═════ Supplied records

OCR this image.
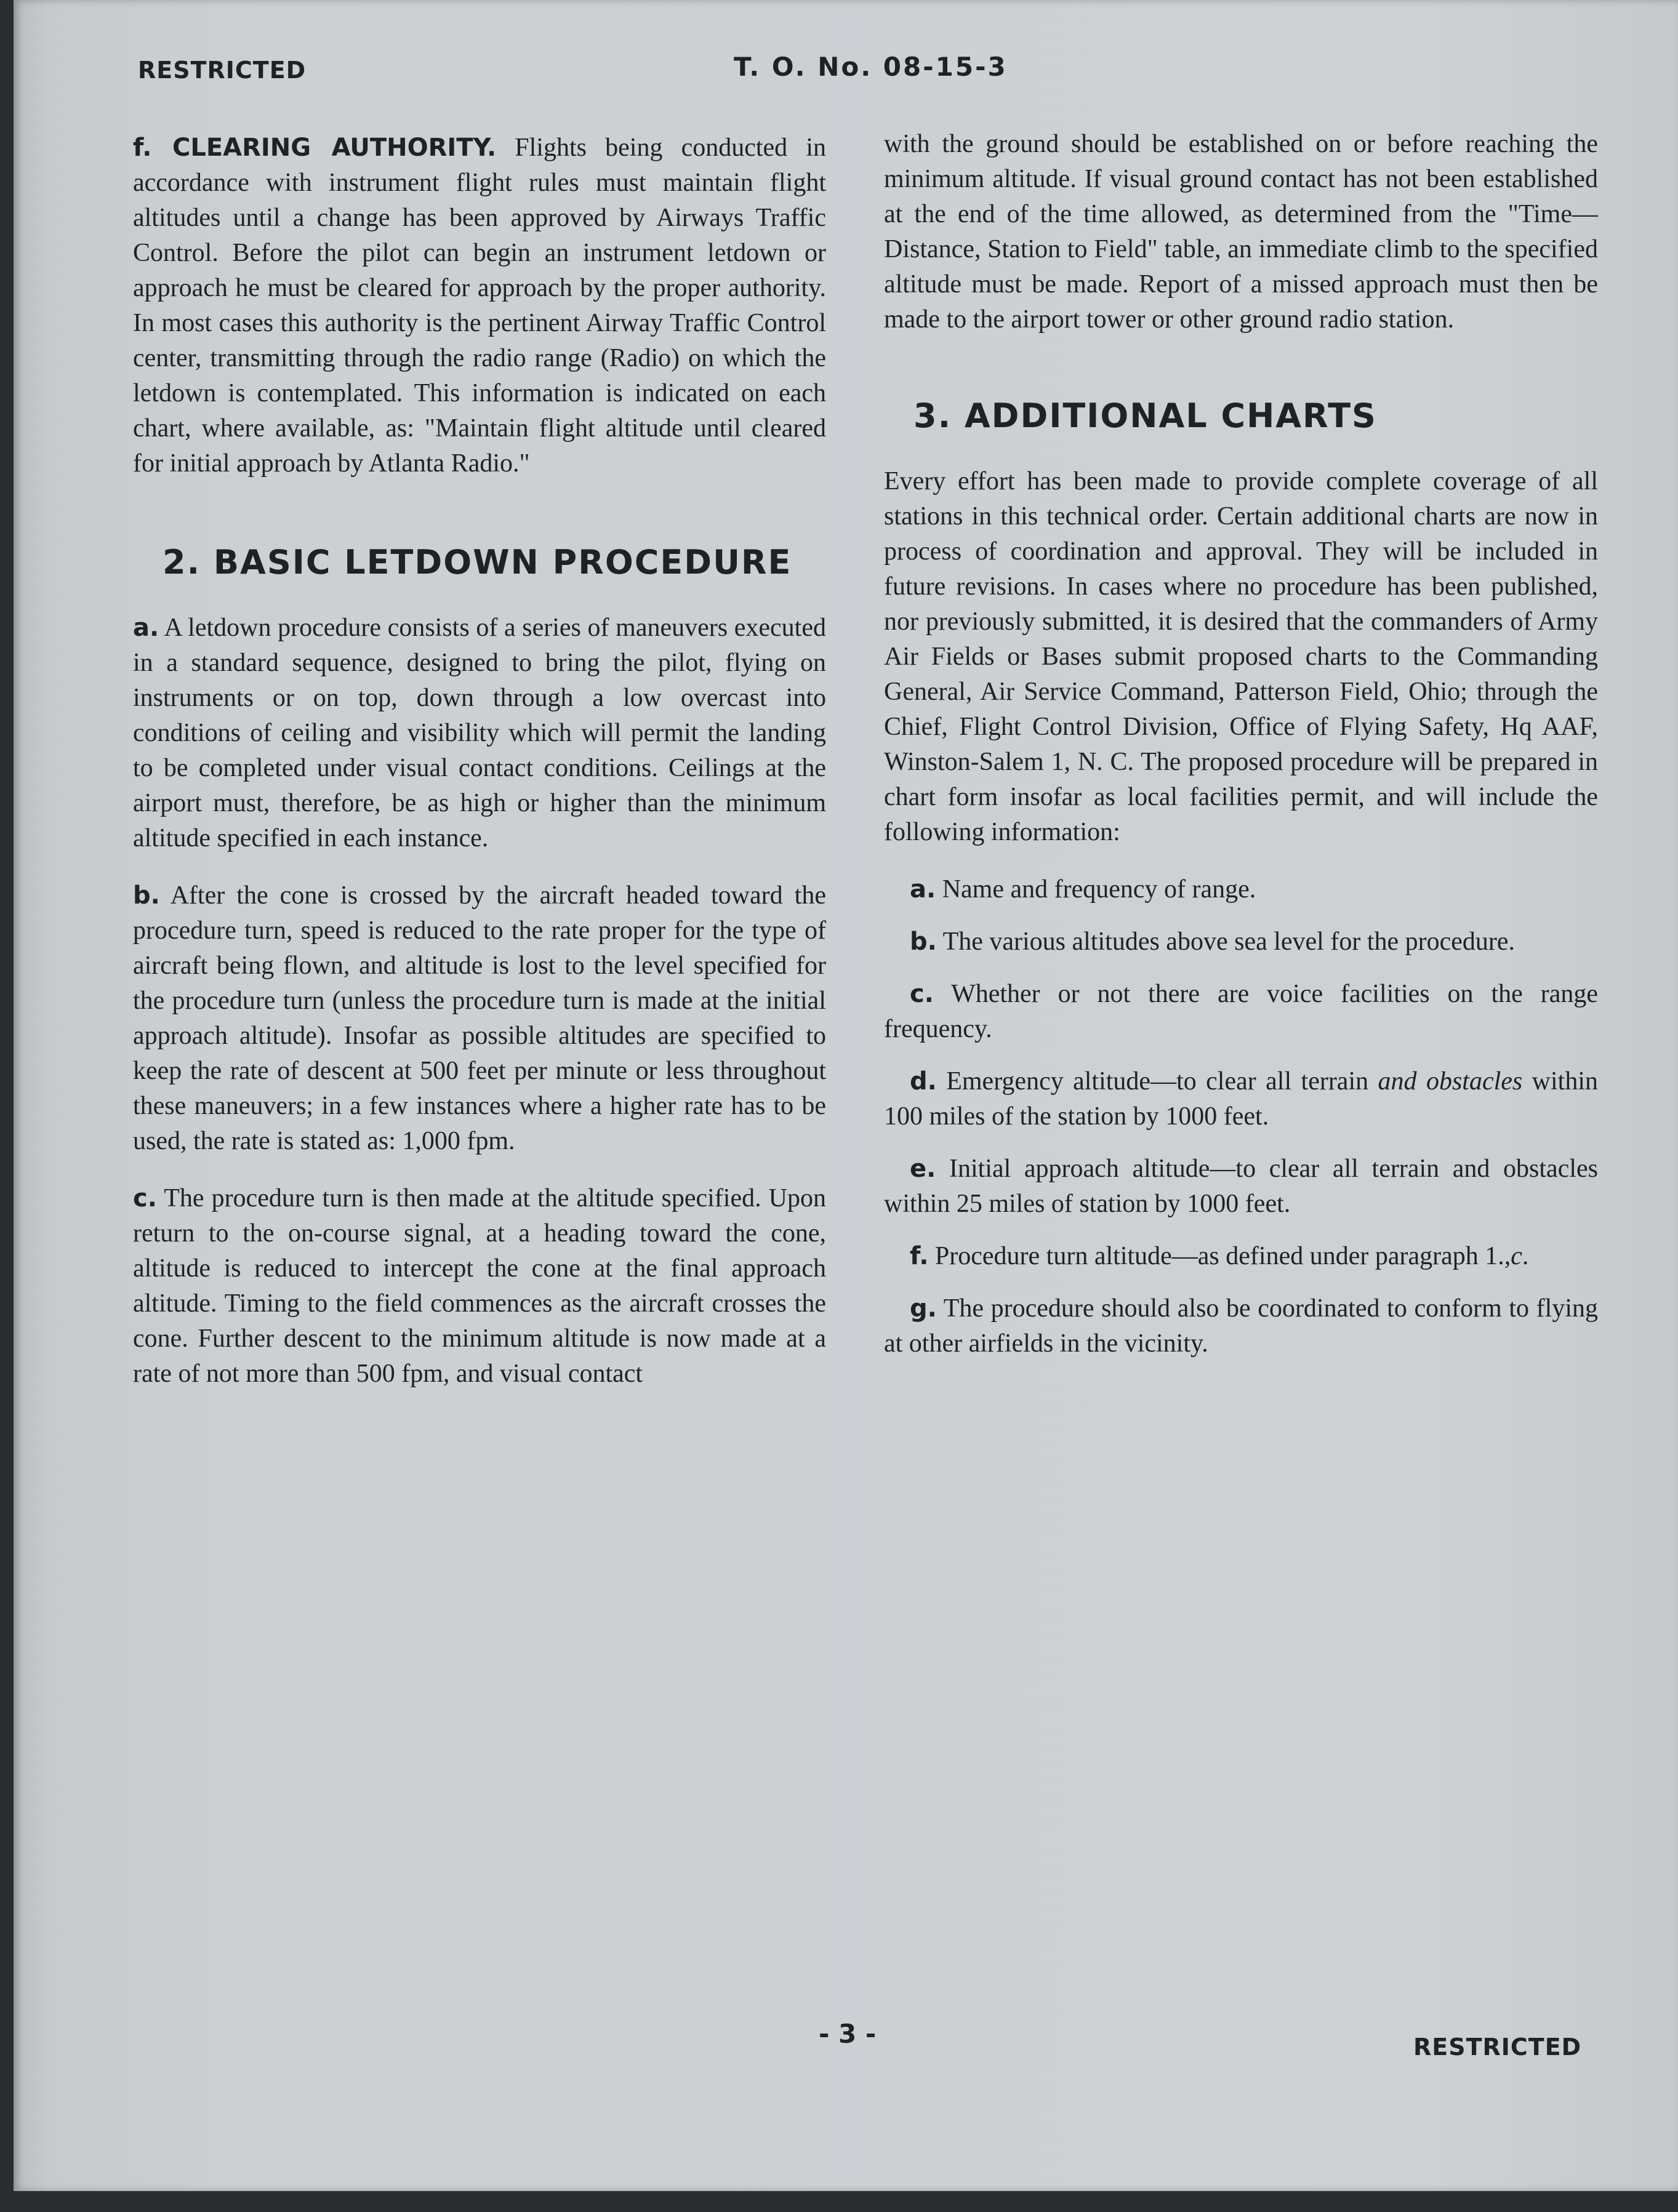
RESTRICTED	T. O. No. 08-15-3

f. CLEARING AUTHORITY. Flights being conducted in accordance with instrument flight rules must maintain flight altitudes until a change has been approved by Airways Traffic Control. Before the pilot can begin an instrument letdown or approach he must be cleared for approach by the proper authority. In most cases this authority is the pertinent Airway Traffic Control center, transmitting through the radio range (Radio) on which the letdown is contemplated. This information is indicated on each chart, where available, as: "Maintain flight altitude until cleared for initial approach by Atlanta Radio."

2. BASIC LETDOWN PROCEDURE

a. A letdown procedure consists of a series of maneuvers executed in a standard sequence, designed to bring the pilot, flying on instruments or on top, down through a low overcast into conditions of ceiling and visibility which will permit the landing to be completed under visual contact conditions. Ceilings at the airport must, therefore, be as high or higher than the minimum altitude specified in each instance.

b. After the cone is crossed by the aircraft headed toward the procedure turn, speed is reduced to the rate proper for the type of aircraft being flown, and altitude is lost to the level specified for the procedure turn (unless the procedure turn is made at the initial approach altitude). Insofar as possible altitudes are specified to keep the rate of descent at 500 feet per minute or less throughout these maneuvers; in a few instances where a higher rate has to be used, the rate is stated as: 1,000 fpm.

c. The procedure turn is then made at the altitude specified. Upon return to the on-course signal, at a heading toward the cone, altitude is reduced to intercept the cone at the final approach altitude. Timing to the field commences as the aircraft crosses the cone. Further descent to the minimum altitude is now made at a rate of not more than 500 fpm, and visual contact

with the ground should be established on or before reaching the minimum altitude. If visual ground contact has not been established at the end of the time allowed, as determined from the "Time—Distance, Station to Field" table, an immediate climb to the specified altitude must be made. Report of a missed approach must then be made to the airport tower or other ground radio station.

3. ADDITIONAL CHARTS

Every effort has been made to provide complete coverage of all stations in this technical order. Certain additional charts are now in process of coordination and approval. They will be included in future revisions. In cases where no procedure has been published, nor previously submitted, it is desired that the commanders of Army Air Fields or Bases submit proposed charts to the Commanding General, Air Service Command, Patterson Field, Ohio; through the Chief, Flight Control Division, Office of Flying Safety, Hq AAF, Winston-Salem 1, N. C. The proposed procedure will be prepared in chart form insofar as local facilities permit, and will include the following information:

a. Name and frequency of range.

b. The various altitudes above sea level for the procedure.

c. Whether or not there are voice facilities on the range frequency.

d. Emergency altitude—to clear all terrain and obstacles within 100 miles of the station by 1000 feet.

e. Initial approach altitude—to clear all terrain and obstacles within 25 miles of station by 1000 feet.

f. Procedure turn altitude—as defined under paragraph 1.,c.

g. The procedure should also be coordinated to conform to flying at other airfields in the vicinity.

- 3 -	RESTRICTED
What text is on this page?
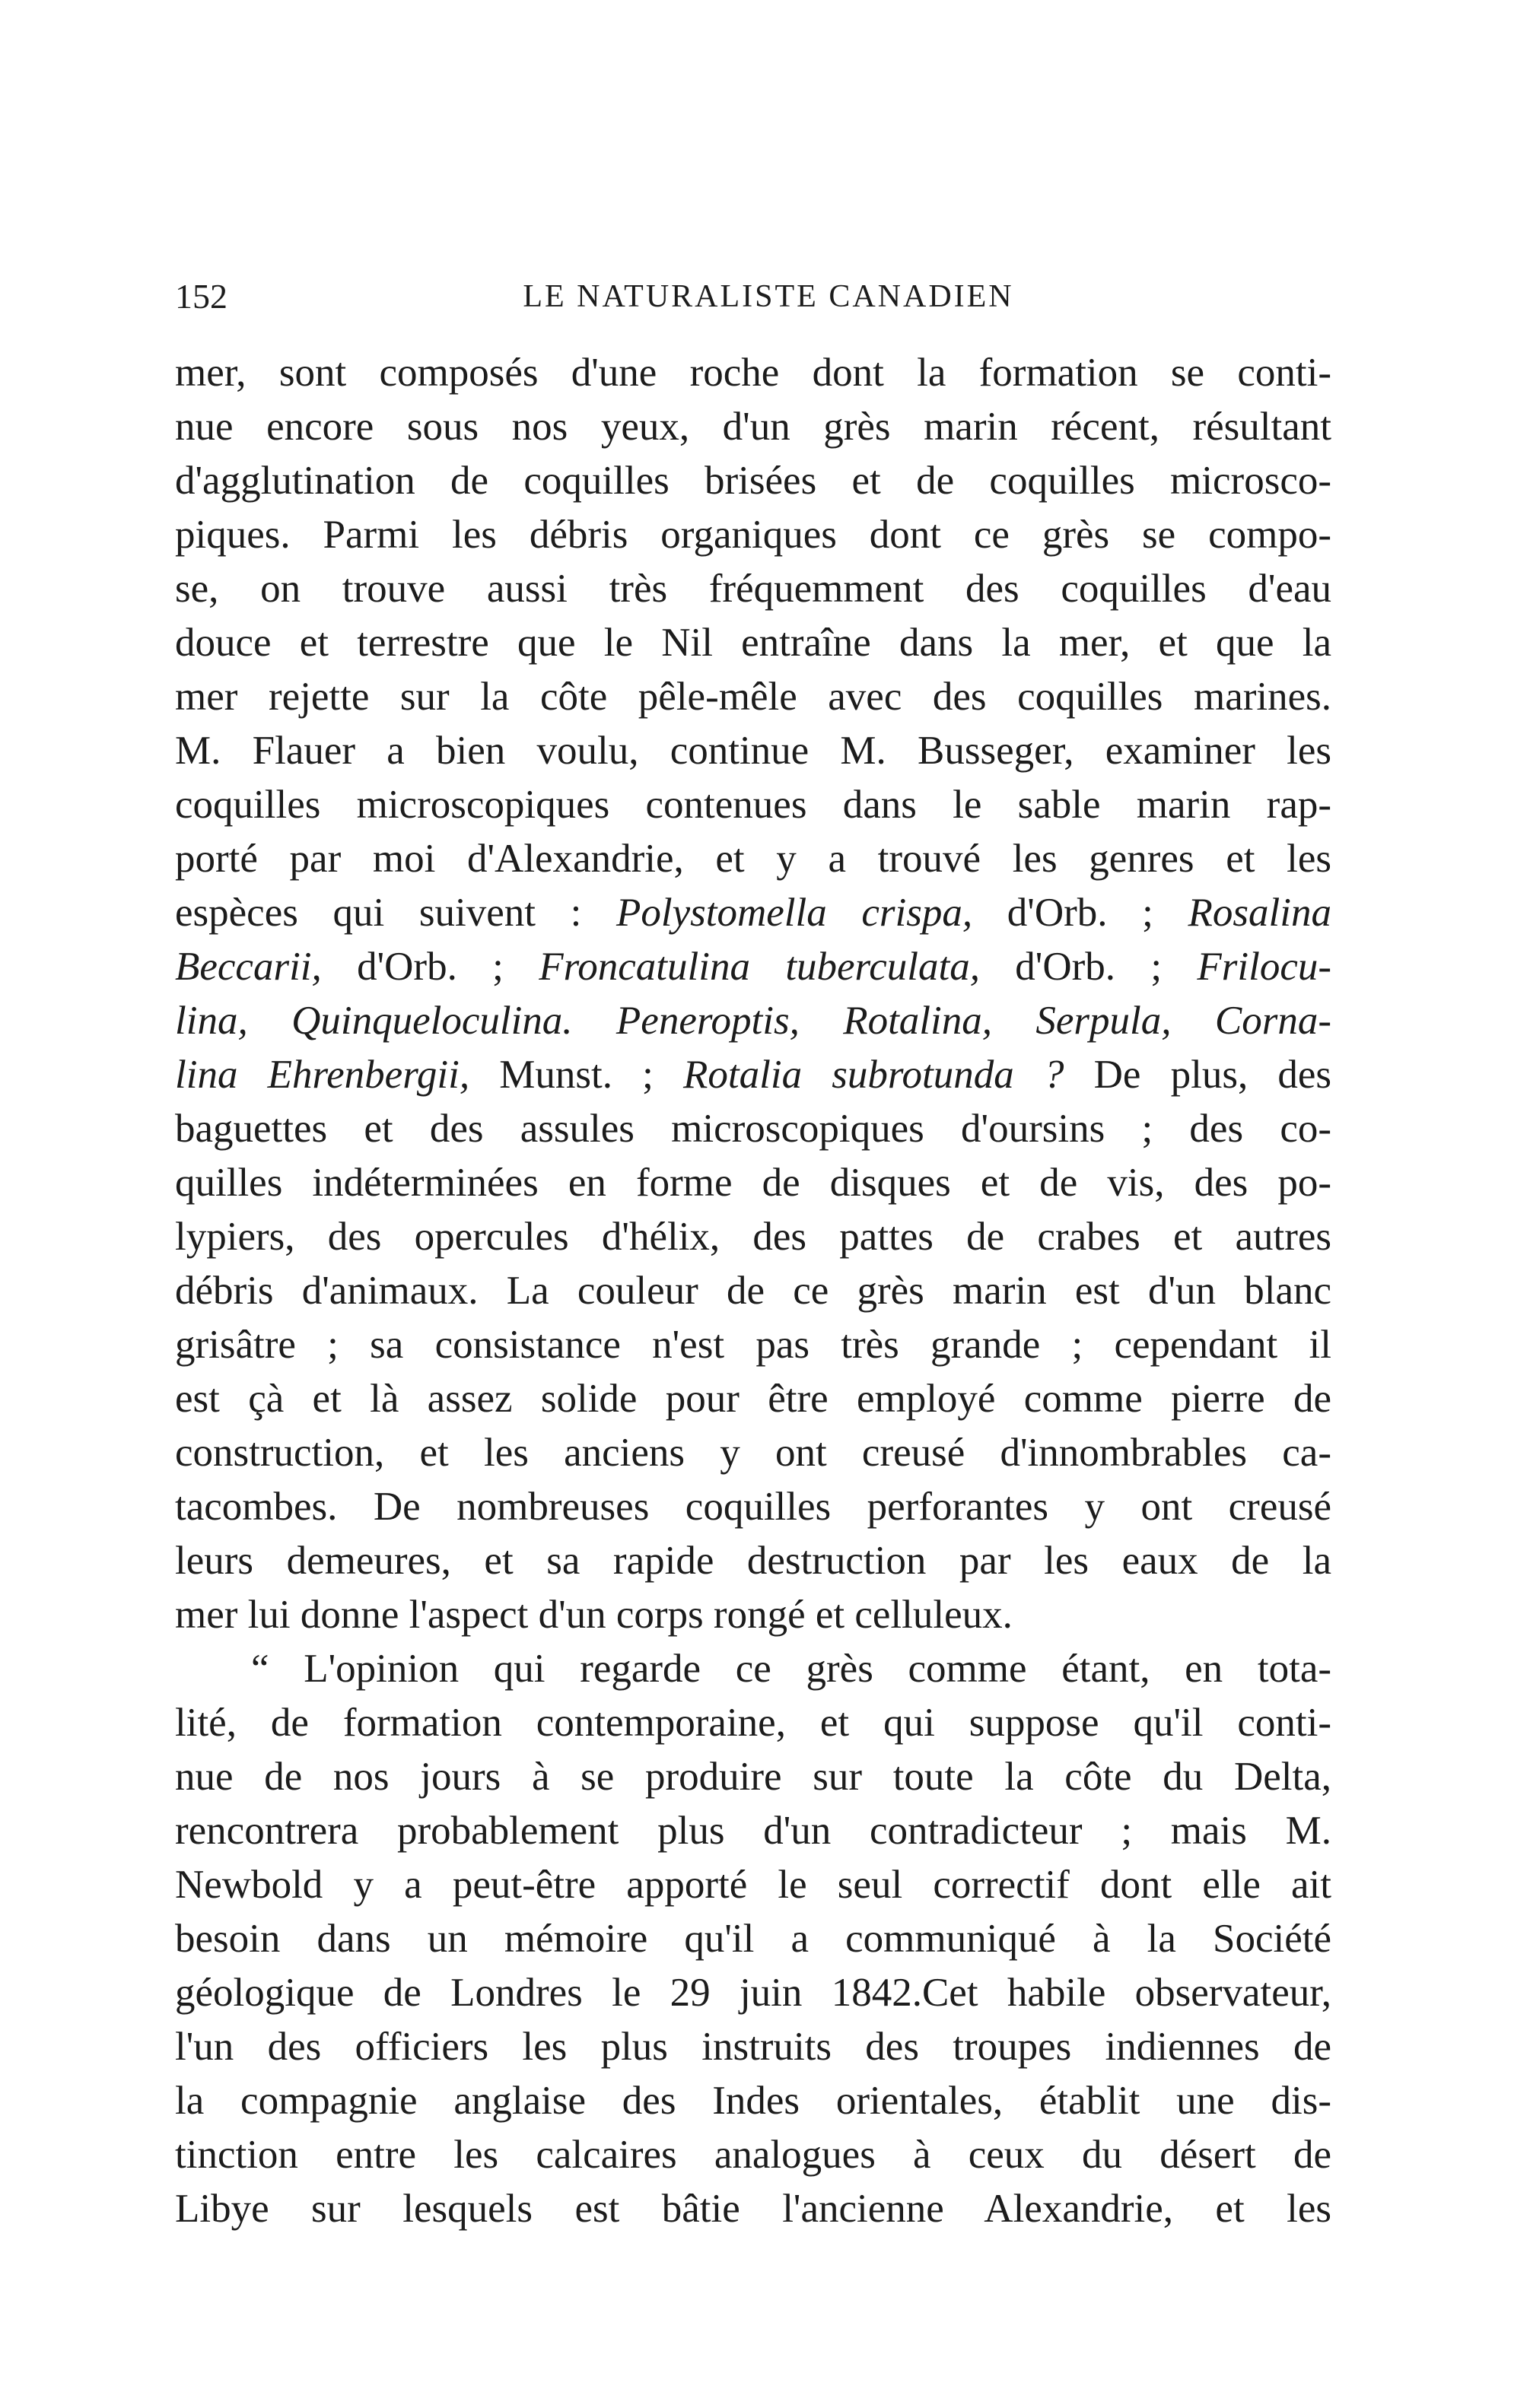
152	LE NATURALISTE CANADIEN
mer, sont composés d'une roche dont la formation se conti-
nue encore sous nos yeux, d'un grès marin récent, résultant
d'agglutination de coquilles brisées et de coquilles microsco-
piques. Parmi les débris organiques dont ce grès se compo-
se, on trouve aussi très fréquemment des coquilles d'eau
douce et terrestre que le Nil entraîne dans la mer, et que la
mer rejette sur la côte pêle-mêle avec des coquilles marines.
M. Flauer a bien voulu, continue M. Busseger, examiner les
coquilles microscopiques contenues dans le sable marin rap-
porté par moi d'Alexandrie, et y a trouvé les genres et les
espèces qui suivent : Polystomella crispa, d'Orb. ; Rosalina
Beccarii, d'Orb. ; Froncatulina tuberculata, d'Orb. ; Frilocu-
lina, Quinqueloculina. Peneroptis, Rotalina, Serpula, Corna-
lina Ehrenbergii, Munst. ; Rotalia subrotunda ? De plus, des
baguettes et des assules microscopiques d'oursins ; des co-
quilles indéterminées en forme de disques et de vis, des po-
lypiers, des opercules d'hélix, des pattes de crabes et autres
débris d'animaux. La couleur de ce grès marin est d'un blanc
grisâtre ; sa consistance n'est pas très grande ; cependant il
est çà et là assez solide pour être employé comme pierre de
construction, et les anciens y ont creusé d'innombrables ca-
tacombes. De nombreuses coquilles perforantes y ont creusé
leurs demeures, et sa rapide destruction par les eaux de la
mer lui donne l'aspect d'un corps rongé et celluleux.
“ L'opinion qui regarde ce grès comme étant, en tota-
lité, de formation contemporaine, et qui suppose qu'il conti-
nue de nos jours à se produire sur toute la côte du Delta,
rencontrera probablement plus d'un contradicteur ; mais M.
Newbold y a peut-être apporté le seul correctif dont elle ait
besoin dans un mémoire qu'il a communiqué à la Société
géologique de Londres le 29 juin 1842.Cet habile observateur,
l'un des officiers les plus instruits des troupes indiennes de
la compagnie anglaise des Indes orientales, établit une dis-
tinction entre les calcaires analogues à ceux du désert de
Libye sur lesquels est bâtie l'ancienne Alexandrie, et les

══════════

> [What is expected]
Say how many lines in the records above hold "Alexandrie", and give no other text.

> [The response]
2